● **Data entries**:
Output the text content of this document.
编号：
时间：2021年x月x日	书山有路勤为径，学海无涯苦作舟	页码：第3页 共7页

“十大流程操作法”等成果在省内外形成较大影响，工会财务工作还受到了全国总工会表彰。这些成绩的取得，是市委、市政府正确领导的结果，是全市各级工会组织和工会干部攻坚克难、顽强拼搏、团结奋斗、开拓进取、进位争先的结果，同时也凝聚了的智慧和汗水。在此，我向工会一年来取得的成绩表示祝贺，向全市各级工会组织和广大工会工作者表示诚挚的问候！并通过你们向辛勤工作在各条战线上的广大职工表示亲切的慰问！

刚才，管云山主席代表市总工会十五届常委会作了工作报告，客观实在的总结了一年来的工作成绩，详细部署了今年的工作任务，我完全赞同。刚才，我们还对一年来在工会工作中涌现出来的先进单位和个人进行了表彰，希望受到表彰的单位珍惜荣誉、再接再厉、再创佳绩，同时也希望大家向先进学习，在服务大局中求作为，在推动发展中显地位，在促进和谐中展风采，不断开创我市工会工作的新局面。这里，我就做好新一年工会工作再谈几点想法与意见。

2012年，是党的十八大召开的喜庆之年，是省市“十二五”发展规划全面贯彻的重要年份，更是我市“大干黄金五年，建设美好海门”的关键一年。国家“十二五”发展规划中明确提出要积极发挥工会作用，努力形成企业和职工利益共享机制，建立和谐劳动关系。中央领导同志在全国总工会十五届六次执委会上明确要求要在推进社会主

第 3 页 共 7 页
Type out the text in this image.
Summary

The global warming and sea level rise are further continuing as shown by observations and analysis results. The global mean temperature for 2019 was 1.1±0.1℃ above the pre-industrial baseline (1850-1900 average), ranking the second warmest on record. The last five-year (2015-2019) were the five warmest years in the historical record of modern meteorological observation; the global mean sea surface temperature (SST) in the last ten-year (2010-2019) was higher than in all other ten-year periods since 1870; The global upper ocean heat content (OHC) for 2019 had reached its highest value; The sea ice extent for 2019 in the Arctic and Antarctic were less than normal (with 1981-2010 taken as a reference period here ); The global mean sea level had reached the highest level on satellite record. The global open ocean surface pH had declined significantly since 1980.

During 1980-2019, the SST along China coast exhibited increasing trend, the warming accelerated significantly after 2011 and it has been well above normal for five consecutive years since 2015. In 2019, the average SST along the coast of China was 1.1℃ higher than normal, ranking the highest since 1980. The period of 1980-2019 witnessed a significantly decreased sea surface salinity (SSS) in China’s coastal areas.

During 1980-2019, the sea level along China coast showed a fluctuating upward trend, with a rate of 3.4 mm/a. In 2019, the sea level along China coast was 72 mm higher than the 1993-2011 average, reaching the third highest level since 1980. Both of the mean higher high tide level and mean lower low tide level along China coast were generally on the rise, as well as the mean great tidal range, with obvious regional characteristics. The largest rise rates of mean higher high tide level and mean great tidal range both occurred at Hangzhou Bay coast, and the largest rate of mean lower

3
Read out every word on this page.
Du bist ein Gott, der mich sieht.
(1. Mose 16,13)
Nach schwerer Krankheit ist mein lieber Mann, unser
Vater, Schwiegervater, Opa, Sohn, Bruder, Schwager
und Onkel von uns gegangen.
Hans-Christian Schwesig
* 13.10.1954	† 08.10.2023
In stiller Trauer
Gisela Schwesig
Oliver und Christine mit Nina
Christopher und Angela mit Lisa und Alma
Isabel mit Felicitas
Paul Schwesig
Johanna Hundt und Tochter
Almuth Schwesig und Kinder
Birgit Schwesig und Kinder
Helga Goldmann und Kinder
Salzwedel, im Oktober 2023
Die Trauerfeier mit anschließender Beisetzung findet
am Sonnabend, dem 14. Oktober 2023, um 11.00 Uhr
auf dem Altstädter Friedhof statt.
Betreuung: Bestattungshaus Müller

● **What is asked**: Extract all of the material exactly as it is written.

● **Response to the exercise**:
Output the text content of this document.
编号：
时间：2021年x月x日	书山有路勤为径，学海无涯苦作舟	页码：第3页 共7页

“十大流程操作法”等成果在省内外形成较大影响，工会财务工作还受到了全国总工会表彰。这些成绩的取得，是市委、市政府正确领导的结果，是全市各级工会组织和工会干部攻坚克难、顽强拼搏、团结奋斗、开拓进取、进位争先的结果，同时也凝聚了的智慧和汗水。在此，我向工会一年来取得的成绩表示祝贺，向全市各级工会组织和广大工会工作者表示诚挚的问候！并通过你们向辛勤工作在各条战线上的广大职工表示亲切的慰问！

刚才，管云山主席代表市总工会十五届常委会作了工作报告，客观实在的总结了一年来的工作成绩，详细部署了今年的工作任务，我完全赞同。刚才，我们还对一年来在工会工作中涌现出来的先进单位和个人进行了表彰，希望受到表彰的单位珍惜荣誉、再接再厉、再创佳绩，同时也希望大家向先进学习，在服务大局中求作为，在推动发展中显地位，在促进和谐中展风采，不断开创我市工会工作的新局面。这里，我就做好新一年工会工作再谈几点想法与意见。

2012年，是党的十八大召开的喜庆之年，是省市“十二五”发展规划全面贯彻的重要年份，更是我市“大干黄金五年，建设美好海门”的关键一年。国家“十二五”发展规划中明确提出要积极发挥工会作用，努力形成企业和职工利益共享机制，建立和谐劳动关系。中央领导同志在全国总工会十五届六次执委会上明确要求要在推进社会主

第 3 页 共 7 页
Type out the text in this image.
Summary

The global warming and sea level rise are further continuing as shown by observations and analysis results. The global mean temperature for 2019 was 1.1±0.1℃ above the pre-industrial baseline (1850-1900 average), ranking the second warmest on record. The last five-year (2015-2019) were the five warmest years in the historical record of modern meteorological observation; the global mean sea surface temperature (SST) in the last ten-year (2010-2019) was higher than in all other ten-year periods since 1870; The global upper ocean heat content (OHC) for 2019 had reached its highest value; The sea ice extent for 2019 in the Arctic and Antarctic were less than normal (with 1981-2010 taken as a reference period here ); The global mean sea level had reached the highest level on satellite record. The global open ocean surface pH had declined significantly since 1980.

During 1980-2019, the SST along China coast exhibited increasing trend, the warming accelerated significantly after 2011 and it has been well above normal for five consecutive years since 2015. In 2019, the average SST along the coast of China was 1.1℃ higher than normal, ranking the highest since 1980. The period of 1980-2019 witnessed a significantly decreased sea surface salinity (SSS) in China’s coastal areas.

During 1980-2019, the sea level along China coast showed a fluctuating upward trend, with a rate of 3.4 mm/a. In 2019, the sea level along China coast was 72 mm higher than the 1993-2011 average, reaching the third highest level since 1980. Both of the mean higher high tide level and mean lower low tide level along China coast were generally on the rise, as well as the mean great tidal range, with obvious regional characteristics. The largest rise rates of mean higher high tide level and mean great tidal range both occurred at Hangzhou Bay coast, and the largest rate of mean lower

3
Read out every word on this page.
Du bist ein Gott, der mich sieht.
(1. Mose 16,13)
Nach schwerer Krankheit ist mein lieber Mann, unser
Vater, Schwiegervater, Opa, Sohn, Bruder, Schwager
und Onkel von uns gegangen.
Hans-Christian Schwesig
* 13.10.1954	† 08.10.2023
In stiller Trauer
Gisela Schwesig
Oliver und Christine mit Nina
Christopher und Angela mit Lisa und Alma
Isabel mit Felicitas
Paul Schwesig
Johanna Hundt und Tochter
Almuth Schwesig und Kinder
Birgit Schwesig und Kinder
Helga Goldmann und Kinder
Salzwedel, im Oktober 2023
Die Trauerfeier mit anschließender Beisetzung findet
am Sonnabend, dem 14. Oktober 2023, um 11.00 Uhr
auf dem Altstädter Friedhof statt.
Betreuung: Bestattungshaus Müller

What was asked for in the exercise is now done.